== SUPPLIED DATA

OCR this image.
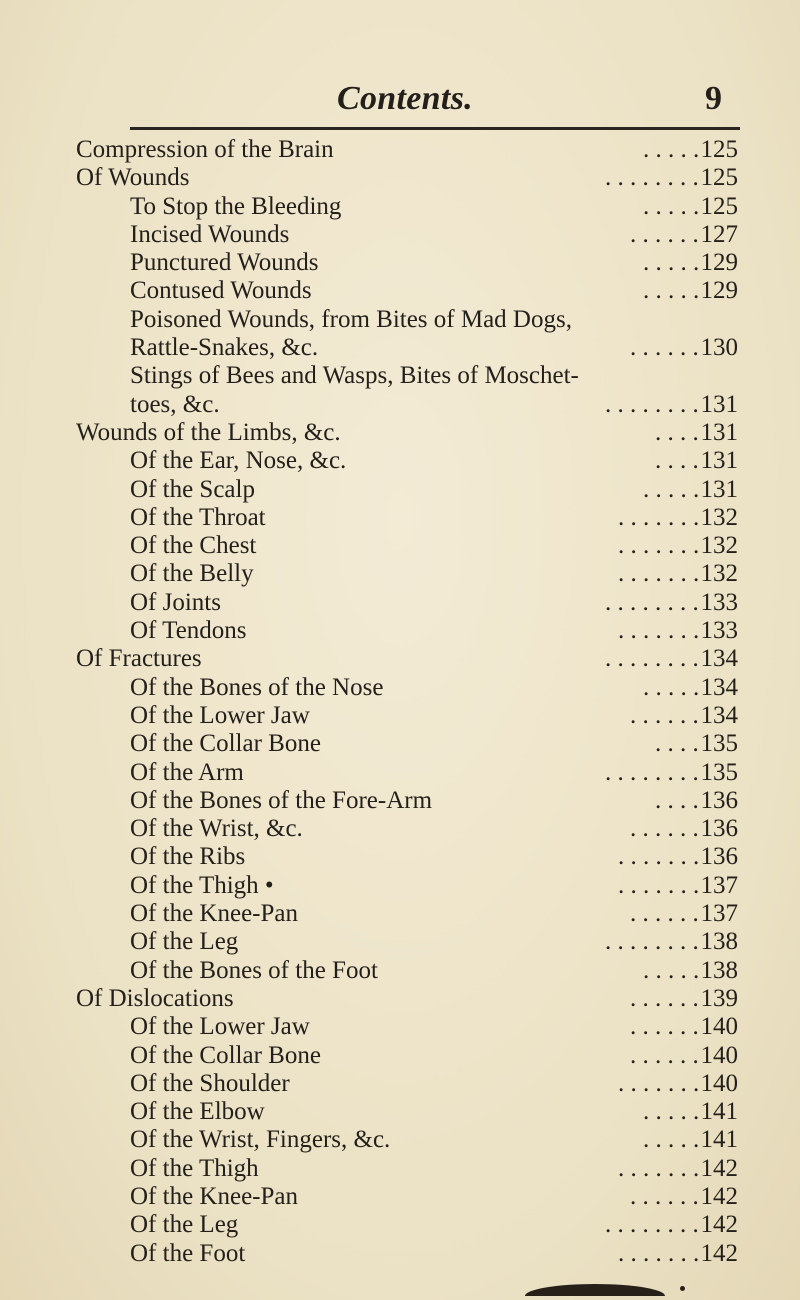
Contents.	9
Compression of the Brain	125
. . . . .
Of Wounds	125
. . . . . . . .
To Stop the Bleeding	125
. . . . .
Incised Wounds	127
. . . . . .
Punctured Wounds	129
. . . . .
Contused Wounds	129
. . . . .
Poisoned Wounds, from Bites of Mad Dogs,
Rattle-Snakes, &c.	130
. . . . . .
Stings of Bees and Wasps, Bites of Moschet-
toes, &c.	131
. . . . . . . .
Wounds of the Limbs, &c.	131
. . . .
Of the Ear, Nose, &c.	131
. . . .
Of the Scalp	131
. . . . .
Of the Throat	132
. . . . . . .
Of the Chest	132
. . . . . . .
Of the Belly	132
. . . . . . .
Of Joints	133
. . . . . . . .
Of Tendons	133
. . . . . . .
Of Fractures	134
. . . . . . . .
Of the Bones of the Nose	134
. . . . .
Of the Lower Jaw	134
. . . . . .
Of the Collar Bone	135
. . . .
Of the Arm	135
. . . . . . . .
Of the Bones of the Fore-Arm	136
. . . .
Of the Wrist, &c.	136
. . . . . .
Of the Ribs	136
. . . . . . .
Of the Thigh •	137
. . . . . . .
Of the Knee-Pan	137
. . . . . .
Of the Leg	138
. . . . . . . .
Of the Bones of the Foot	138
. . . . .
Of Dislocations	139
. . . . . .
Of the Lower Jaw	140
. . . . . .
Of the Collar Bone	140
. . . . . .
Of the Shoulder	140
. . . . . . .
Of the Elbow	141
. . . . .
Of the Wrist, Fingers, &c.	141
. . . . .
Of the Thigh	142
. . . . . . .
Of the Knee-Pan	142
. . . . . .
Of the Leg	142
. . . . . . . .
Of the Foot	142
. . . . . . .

====

> [TASK]:
Every line that holds the string "Wrist" should be returned.

> [WRITTEN SOLUTION]:
Of the Wrist, &c.	136
Of the Wrist, Fingers, &c.	141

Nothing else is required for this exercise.